Collection entries
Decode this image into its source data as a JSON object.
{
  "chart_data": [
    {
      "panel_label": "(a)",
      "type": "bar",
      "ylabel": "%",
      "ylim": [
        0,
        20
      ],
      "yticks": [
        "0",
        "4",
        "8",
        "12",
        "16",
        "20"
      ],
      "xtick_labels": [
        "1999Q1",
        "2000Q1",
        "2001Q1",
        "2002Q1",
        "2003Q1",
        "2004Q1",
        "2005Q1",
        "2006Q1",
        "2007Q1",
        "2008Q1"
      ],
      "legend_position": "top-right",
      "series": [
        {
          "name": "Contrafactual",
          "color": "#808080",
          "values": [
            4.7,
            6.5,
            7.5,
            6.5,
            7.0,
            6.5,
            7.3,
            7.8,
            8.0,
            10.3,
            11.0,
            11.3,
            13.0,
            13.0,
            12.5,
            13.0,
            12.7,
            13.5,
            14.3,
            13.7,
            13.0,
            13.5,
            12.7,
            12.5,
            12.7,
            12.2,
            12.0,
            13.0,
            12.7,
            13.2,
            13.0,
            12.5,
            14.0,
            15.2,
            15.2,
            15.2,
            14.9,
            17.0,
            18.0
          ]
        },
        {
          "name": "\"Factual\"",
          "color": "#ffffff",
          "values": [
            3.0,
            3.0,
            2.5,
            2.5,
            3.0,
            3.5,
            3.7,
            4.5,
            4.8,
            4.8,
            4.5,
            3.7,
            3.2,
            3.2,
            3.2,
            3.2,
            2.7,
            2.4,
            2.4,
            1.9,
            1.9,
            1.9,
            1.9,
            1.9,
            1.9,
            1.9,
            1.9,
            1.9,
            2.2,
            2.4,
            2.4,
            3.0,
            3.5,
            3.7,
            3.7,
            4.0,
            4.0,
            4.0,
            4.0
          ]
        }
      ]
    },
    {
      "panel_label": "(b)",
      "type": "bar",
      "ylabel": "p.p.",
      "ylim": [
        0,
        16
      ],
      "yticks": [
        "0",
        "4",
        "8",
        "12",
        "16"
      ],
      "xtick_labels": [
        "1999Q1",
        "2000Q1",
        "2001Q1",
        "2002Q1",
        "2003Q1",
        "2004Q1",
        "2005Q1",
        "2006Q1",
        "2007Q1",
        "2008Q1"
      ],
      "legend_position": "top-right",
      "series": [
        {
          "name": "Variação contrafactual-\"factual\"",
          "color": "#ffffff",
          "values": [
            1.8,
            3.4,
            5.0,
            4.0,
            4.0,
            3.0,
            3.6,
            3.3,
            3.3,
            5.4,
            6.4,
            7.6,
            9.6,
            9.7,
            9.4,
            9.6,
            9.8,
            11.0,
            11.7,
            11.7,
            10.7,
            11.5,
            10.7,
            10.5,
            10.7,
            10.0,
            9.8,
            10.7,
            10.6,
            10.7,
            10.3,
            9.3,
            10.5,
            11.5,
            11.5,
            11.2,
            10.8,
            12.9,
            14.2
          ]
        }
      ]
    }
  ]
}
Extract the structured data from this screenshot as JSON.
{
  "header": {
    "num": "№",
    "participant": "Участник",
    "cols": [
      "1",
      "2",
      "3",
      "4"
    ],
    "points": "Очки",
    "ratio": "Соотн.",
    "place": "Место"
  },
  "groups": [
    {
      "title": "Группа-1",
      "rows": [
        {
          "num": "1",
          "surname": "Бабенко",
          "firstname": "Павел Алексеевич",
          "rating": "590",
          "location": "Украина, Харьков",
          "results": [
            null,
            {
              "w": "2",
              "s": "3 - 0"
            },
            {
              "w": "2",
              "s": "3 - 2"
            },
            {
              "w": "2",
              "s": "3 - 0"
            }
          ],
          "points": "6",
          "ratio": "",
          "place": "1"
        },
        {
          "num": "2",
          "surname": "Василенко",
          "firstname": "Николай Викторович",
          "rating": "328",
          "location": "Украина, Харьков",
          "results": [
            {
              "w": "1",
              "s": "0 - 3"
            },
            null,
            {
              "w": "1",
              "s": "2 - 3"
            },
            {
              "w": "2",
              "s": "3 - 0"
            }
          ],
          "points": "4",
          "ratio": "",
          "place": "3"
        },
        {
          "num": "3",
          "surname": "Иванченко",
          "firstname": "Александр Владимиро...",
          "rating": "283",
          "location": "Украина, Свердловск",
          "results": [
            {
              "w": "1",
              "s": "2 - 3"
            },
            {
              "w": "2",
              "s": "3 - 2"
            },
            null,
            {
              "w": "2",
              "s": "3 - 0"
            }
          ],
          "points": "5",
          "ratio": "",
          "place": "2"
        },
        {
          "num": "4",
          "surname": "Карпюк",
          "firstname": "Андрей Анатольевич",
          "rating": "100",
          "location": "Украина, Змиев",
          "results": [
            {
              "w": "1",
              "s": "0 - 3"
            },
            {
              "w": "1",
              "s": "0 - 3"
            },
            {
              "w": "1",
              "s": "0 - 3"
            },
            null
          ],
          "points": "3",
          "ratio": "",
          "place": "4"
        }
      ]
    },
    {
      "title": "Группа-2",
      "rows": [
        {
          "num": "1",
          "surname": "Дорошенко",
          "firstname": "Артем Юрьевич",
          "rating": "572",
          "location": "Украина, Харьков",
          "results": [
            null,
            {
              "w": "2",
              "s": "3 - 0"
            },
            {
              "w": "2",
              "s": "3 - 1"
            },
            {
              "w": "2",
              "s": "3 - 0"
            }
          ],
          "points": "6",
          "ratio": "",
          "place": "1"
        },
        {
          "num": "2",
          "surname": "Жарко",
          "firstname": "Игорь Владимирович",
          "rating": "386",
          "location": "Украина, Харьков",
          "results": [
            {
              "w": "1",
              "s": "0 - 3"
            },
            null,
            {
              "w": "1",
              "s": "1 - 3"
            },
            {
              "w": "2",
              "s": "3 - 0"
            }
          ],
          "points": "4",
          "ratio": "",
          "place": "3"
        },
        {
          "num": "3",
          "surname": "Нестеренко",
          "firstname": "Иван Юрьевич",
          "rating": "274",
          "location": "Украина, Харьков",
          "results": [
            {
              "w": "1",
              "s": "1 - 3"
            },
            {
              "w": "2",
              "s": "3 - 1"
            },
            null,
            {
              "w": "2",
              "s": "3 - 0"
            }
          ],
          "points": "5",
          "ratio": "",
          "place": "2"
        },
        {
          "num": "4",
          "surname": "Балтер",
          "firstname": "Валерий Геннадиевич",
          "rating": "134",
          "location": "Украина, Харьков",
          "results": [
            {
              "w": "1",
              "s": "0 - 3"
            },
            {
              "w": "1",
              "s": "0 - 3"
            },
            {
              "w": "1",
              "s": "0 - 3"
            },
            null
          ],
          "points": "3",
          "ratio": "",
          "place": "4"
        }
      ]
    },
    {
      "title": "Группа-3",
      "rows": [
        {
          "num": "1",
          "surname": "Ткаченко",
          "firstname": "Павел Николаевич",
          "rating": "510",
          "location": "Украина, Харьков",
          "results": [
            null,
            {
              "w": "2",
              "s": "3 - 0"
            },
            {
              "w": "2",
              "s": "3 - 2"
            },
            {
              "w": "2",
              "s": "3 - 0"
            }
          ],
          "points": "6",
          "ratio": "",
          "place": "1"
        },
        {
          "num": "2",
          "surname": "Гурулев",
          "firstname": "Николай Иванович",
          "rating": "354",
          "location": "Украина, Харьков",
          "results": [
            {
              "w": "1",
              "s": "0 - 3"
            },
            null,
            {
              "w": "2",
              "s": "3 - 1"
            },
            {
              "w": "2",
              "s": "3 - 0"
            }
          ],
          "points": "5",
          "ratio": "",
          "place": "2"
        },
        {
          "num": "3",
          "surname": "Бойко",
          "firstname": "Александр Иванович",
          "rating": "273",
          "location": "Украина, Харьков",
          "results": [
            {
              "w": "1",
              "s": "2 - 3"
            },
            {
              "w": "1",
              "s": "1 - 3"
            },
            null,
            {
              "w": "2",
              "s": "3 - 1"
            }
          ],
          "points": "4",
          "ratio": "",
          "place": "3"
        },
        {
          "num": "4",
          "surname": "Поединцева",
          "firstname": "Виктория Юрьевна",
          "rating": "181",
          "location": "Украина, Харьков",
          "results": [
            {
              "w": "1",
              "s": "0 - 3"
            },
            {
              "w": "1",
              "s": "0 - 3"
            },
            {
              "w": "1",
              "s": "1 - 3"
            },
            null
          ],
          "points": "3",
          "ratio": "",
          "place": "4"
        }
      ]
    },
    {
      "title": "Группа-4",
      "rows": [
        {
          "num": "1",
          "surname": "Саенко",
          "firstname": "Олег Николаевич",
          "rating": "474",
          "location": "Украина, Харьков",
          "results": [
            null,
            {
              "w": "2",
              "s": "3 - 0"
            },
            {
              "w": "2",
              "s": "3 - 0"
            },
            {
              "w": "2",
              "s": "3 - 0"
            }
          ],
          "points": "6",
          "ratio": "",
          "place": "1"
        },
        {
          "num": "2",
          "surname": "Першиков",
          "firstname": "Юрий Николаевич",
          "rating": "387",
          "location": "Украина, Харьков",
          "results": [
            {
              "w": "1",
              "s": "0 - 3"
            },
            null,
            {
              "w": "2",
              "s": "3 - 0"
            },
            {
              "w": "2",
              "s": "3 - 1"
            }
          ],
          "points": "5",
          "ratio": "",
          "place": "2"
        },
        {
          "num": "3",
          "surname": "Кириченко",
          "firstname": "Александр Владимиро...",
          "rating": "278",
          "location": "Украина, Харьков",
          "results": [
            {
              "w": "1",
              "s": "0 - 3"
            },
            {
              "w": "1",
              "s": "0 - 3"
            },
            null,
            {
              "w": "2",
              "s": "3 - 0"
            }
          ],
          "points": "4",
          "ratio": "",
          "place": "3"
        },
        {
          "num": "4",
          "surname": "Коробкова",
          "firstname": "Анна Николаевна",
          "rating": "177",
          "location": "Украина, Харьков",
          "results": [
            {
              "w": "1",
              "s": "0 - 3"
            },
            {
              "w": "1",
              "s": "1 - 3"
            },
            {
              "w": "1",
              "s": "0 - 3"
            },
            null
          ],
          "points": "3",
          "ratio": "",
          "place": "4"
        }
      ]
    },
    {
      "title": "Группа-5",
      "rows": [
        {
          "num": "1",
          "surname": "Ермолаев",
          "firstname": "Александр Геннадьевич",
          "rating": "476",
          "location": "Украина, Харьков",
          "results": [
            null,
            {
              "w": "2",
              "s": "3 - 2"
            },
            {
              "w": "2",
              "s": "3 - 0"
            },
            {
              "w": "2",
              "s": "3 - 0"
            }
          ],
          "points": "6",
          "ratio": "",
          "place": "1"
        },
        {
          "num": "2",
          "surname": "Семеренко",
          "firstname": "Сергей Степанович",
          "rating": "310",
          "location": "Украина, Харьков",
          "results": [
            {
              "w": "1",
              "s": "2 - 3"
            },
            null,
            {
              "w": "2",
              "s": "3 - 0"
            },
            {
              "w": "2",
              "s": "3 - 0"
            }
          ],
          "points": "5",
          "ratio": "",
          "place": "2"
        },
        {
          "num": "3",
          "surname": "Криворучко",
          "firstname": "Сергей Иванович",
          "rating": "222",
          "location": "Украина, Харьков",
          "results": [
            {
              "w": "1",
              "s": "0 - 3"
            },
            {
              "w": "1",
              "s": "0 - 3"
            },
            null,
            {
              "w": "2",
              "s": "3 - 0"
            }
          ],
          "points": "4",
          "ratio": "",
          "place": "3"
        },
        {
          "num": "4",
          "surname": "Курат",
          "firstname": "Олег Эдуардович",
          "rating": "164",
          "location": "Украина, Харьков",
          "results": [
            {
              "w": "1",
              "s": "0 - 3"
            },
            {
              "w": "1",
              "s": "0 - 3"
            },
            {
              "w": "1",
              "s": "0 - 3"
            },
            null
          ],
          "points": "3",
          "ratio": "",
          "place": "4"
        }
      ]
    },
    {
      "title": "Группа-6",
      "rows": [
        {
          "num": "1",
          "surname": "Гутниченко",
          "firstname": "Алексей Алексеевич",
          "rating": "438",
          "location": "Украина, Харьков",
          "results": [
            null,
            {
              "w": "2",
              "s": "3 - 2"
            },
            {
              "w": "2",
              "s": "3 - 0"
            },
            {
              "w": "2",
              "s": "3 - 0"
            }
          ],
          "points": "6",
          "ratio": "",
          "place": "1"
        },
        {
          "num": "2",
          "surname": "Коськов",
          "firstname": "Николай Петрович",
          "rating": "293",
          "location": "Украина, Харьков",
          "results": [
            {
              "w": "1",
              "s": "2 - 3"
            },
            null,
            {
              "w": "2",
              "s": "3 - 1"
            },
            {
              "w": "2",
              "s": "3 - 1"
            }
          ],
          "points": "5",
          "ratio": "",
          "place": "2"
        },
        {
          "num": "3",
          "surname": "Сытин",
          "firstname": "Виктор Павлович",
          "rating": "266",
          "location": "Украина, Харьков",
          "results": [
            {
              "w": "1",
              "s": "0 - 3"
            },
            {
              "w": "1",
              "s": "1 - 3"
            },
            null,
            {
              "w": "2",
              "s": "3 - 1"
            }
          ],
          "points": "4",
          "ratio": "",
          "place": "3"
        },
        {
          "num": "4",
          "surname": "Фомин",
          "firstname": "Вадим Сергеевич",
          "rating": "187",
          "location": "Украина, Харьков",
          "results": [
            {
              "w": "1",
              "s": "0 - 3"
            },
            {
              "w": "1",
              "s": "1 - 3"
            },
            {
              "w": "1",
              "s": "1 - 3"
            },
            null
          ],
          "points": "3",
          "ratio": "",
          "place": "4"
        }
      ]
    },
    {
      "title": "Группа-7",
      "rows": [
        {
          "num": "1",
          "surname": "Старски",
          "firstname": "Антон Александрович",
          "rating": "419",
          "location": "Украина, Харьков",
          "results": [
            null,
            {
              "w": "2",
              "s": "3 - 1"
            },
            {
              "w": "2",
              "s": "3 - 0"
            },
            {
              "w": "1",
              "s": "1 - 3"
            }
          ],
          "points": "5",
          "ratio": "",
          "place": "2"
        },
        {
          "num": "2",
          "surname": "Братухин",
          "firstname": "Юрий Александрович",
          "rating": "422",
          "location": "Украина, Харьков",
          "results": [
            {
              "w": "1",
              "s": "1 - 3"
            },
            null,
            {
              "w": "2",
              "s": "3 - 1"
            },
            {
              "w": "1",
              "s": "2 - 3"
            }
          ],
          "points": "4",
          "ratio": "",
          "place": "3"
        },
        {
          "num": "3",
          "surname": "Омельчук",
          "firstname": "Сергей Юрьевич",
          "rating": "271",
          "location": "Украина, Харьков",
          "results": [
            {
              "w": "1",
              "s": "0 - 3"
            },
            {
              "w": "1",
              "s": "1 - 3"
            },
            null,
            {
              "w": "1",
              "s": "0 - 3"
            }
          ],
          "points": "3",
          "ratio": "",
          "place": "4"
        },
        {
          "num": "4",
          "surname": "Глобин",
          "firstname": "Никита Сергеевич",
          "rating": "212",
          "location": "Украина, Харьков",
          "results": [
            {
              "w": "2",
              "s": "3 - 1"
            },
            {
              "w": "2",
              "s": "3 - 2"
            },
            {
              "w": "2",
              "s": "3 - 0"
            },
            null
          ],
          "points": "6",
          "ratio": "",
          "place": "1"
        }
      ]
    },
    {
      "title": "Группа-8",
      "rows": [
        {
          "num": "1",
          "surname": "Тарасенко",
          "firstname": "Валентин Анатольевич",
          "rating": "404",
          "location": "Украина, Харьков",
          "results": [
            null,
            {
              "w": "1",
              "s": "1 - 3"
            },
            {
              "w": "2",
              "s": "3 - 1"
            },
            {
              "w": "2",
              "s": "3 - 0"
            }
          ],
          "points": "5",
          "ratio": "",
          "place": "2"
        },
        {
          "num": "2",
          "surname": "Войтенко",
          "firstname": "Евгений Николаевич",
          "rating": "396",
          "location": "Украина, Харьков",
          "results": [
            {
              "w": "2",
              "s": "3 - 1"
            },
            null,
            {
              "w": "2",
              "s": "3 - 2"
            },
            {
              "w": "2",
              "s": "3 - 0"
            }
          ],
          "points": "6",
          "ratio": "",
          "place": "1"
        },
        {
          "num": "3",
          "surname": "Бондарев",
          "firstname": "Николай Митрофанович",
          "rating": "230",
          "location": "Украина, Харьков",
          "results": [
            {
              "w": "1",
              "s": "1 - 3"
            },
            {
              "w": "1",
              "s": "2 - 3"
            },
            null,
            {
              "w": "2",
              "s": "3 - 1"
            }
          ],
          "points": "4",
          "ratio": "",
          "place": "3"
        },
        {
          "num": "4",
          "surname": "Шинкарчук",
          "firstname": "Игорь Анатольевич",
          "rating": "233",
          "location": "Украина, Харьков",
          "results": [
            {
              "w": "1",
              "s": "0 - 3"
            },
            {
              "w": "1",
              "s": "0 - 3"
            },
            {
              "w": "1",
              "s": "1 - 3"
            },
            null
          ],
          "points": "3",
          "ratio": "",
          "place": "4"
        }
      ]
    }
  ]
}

[Given exercise] Copy every line above in which the string "Александрович" shows up.

[Task result]
          "firstname": "Антон Александрович",
          "firstname": "Юрий Александрович",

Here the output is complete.